WORK INSTRUCTIONS.
Read the data and repeat it in full, exactly.

DATASET RECORDS.
>> BEGIN

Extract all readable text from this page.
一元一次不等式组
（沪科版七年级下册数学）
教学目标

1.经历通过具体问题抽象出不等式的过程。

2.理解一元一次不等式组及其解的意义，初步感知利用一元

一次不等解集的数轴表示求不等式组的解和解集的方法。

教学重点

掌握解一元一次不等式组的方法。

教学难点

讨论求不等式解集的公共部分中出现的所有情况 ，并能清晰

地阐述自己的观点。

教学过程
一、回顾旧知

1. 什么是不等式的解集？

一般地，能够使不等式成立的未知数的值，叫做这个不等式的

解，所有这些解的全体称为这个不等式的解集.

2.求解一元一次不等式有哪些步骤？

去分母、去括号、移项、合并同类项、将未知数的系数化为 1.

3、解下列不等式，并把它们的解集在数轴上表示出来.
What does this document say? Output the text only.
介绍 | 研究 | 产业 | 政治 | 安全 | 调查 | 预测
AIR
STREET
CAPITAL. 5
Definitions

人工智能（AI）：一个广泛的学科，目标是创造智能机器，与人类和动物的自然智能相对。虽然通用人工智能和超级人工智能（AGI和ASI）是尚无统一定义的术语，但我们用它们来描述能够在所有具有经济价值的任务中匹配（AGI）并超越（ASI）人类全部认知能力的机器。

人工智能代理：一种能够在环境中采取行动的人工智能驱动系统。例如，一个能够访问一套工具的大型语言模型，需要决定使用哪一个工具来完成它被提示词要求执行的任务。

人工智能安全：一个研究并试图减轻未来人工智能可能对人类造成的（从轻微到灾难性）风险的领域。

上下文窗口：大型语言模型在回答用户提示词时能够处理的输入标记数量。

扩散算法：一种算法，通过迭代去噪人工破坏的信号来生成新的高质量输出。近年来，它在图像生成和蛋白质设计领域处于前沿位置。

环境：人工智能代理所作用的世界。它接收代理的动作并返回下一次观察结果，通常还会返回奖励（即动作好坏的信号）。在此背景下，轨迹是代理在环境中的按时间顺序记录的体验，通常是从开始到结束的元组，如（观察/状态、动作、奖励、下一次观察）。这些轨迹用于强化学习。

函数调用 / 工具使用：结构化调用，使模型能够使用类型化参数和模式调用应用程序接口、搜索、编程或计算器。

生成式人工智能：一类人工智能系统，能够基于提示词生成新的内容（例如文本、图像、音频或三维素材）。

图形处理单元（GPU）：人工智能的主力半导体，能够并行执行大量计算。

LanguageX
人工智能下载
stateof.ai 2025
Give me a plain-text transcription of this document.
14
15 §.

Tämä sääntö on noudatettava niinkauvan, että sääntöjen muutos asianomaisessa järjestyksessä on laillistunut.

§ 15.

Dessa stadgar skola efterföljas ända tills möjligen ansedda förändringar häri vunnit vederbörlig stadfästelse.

>> END

SOLUTION.
Extract all readable text from this page.
一元一次不等式组
（沪科版七年级下册数学）
教学目标

1.经历通过具体问题抽象出不等式的过程。

2.理解一元一次不等式组及其解的意义，初步感知利用一元

一次不等解集的数轴表示求不等式组的解和解集的方法。

教学重点

掌握解一元一次不等式组的方法。

教学难点

讨论求不等式解集的公共部分中出现的所有情况 ，并能清晰

地阐述自己的观点。

教学过程
一、回顾旧知

1. 什么是不等式的解集？

一般地，能够使不等式成立的未知数的值，叫做这个不等式的

解，所有这些解的全体称为这个不等式的解集.

2.求解一元一次不等式有哪些步骤？

去分母、去括号、移项、合并同类项、将未知数的系数化为 1.

3、解下列不等式，并把它们的解集在数轴上表示出来.
What does this document say? Output the text only.
介绍 | 研究 | 产业 | 政治 | 安全 | 调查 | 预测
AIR
STREET
CAPITAL. 5
Definitions

人工智能（AI）：一个广泛的学科，目标是创造智能机器，与人类和动物的自然智能相对。虽然通用人工智能和超级人工智能（AGI和ASI）是尚无统一定义的术语，但我们用它们来描述能够在所有具有经济价值的任务中匹配（AGI）并超越（ASI）人类全部认知能力的机器。

人工智能代理：一种能够在环境中采取行动的人工智能驱动系统。例如，一个能够访问一套工具的大型语言模型，需要决定使用哪一个工具来完成它被提示词要求执行的任务。

人工智能安全：一个研究并试图减轻未来人工智能可能对人类造成的（从轻微到灾难性）风险的领域。

上下文窗口：大型语言模型在回答用户提示词时能够处理的输入标记数量。

扩散算法：一种算法，通过迭代去噪人工破坏的信号来生成新的高质量输出。近年来，它在图像生成和蛋白质设计领域处于前沿位置。

环境：人工智能代理所作用的世界。它接收代理的动作并返回下一次观察结果，通常还会返回奖励（即动作好坏的信号）。在此背景下，轨迹是代理在环境中的按时间顺序记录的体验，通常是从开始到结束的元组，如（观察/状态、动作、奖励、下一次观察）。这些轨迹用于强化学习。

函数调用 / 工具使用：结构化调用，使模型能够使用类型化参数和模式调用应用程序接口、搜索、编程或计算器。

生成式人工智能：一类人工智能系统，能够基于提示词生成新的内容（例如文本、图像、音频或三维素材）。

图形处理单元（GPU）：人工智能的主力半导体，能够并行执行大量计算。

LanguageX
人工智能下载
stateof.ai 2025
Give me a plain-text transcription of this document.
14
15 §.

Tämä sääntö on noudatettava niinkauvan, että sääntöjen muutos asianomaisessa järjestyksessä on laillistunut.

§ 15.

Dessa stadgar skola efterföljas ända tills möjligen ansedda förändringar häri vunnit vederbörlig stadfästelse.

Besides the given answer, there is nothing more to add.